→ **WHAT YOU SHOULD DO**
Restate each entry word for word, leaving nothing out.

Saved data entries

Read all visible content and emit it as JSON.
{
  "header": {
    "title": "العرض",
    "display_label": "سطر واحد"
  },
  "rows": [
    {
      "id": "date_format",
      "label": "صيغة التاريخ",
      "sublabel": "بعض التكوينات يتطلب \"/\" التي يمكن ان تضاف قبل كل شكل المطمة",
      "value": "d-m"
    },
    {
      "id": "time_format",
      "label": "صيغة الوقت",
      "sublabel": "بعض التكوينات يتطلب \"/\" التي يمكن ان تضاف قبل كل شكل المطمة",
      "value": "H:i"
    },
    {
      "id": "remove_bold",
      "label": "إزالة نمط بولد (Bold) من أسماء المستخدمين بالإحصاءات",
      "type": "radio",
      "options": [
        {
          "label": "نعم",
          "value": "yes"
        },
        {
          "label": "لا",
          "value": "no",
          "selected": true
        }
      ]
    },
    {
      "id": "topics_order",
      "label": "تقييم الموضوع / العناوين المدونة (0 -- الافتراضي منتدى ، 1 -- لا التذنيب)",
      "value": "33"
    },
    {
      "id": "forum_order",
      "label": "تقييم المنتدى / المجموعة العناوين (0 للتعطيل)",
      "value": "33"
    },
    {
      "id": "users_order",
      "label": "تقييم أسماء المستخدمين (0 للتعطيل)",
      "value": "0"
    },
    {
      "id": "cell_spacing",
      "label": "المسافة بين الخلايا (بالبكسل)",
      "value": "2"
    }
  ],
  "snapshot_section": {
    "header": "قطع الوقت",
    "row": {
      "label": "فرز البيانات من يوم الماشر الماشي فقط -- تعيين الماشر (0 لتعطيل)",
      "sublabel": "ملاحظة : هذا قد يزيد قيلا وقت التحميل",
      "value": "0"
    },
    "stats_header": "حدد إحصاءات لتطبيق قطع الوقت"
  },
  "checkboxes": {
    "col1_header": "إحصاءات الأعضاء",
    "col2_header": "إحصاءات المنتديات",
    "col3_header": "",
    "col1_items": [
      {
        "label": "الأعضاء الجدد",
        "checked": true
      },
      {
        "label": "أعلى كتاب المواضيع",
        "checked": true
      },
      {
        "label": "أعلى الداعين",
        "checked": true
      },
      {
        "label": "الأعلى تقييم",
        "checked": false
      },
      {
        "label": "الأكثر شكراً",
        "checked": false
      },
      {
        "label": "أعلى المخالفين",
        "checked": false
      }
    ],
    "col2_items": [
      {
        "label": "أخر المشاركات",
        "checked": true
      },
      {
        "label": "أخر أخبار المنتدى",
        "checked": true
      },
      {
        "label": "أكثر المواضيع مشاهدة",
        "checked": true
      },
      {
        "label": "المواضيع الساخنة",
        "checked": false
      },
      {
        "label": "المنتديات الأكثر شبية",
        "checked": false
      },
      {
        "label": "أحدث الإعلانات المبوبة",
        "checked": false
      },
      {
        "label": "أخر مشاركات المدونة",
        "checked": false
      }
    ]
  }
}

→ **WRITTEN RESPONSE**
Read all visible content and emit it as JSON.
{
  "header": {
    "title": "العرض",
    "display_label": "سطر واحد"
  },
  "rows": [
    {
      "id": "date_format",
      "label": "صيغة التاريخ",
      "sublabel": "بعض التكوينات يتطلب \"/\" التي يمكن ان تضاف قبل كل شكل المطمة",
      "value": "d-m"
    },
    {
      "id": "time_format",
      "label": "صيغة الوقت",
      "sublabel": "بعض التكوينات يتطلب \"/\" التي يمكن ان تضاف قبل كل شكل المطمة",
      "value": "H:i"
    },
    {
      "id": "remove_bold",
      "label": "إزالة نمط بولد (Bold) من أسماء المستخدمين بالإحصاءات",
      "type": "radio",
      "options": [
        {
          "label": "نعم",
          "value": "yes"
        },
        {
          "label": "لا",
          "value": "no",
          "selected": true
        }
      ]
    },
    {
      "id": "topics_order",
      "label": "تقييم الموضوع / العناوين المدونة (0 -- الافتراضي منتدى ، 1 -- لا التذنيب)",
      "value": "33"
    },
    {
      "id": "forum_order",
      "label": "تقييم المنتدى / المجموعة العناوين (0 للتعطيل)",
      "value": "33"
    },
    {
      "id": "users_order",
      "label": "تقييم أسماء المستخدمين (0 للتعطيل)",
      "value": "0"
    },
    {
      "id": "cell_spacing",
      "label": "المسافة بين الخلايا (بالبكسل)",
      "value": "2"
    }
  ],
  "snapshot_section": {
    "header": "قطع الوقت",
    "row": {
      "label": "فرز البيانات من يوم الماشر الماشي فقط -- تعيين الماشر (0 لتعطيل)",
      "sublabel": "ملاحظة : هذا قد يزيد قيلا وقت التحميل",
      "value": "0"
    },
    "stats_header": "حدد إحصاءات لتطبيق قطع الوقت"
  },
  "checkboxes": {
    "col1_header": "إحصاءات الأعضاء",
    "col2_header": "إحصاءات المنتديات",
    "col3_header": "",
    "col1_items": [
      {
        "label": "الأعضاء الجدد",
        "checked": true
      },
      {
        "label": "أعلى كتاب المواضيع",
        "checked": true
      },
      {
        "label": "أعلى الداعين",
        "checked": true
      },
      {
        "label": "الأعلى تقييم",
        "checked": false
      },
      {
        "label": "الأكثر شكراً",
        "checked": false
      },
      {
        "label": "أعلى المخالفين",
        "checked": false
      }
    ],
    "col2_items": [
      {
        "label": "أخر المشاركات",
        "checked": true
      },
      {
        "label": "أخر أخبار المنتدى",
        "checked": true
      },
      {
        "label": "أكثر المواضيع مشاهدة",
        "checked": true
      },
      {
        "label": "المواضيع الساخنة",
        "checked": false
      },
      {
        "label": "المنتديات الأكثر شبية",
        "checked": false
      },
      {
        "label": "أحدث الإعلانات المبوبة",
        "checked": false
      },
      {
        "label": "أخر مشاركات المدونة",
        "checked": false
      }
    ]
  }
}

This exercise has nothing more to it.